Count the lines in the data below that contain the string "year", and reply with the number only.

#### DATA LISTING ####

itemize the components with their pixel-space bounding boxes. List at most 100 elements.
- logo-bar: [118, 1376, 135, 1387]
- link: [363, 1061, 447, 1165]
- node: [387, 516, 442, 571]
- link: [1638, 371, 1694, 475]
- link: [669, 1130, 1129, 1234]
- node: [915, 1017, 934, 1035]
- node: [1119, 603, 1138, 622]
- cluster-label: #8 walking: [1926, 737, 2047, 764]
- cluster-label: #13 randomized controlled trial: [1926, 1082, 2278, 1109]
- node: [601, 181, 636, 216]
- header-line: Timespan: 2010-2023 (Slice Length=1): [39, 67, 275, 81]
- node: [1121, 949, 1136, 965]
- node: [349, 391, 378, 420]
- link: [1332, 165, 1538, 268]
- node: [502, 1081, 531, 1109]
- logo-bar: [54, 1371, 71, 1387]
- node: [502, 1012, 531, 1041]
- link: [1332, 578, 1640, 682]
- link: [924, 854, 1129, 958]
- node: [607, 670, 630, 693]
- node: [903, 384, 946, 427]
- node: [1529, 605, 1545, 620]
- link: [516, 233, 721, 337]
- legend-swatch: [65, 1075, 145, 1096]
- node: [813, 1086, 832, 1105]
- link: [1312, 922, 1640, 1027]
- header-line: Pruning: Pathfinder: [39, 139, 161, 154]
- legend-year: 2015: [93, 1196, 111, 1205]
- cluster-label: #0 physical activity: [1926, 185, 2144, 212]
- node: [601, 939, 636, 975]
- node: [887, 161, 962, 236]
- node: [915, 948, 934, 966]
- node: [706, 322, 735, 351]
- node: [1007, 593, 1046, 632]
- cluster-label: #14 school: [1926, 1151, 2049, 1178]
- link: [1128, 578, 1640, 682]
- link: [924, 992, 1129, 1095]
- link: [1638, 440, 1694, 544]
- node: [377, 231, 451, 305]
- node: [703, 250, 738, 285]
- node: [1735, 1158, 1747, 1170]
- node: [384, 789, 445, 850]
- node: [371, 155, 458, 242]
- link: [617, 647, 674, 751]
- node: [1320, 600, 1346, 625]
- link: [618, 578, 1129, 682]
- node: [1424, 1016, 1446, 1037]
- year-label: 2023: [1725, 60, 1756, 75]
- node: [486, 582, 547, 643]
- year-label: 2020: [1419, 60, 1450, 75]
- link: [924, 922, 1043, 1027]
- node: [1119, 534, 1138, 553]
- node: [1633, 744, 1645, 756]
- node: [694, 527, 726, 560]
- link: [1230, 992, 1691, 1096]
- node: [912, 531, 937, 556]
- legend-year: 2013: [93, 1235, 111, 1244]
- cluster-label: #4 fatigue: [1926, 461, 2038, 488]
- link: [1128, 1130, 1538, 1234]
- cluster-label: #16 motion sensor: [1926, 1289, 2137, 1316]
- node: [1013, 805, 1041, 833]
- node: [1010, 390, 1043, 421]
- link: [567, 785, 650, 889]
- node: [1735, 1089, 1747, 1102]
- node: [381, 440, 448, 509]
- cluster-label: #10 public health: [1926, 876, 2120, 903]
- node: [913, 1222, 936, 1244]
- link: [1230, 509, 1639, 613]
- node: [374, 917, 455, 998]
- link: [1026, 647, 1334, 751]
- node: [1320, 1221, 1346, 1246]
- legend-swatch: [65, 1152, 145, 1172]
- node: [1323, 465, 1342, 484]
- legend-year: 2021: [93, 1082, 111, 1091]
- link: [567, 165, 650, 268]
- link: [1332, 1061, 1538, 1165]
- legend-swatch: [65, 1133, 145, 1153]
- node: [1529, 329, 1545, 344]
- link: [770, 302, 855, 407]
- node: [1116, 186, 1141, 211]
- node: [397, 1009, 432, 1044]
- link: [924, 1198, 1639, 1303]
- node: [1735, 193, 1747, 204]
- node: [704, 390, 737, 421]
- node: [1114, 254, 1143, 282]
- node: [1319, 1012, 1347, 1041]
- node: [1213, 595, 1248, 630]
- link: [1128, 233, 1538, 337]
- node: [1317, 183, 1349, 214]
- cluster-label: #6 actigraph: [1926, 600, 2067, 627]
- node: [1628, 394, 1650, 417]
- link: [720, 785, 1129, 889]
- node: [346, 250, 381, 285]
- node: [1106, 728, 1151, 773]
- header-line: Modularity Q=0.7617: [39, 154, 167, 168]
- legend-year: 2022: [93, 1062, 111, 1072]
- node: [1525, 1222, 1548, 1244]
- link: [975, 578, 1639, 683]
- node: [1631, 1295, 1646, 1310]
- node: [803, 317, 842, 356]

####

§ THE REPLY: 6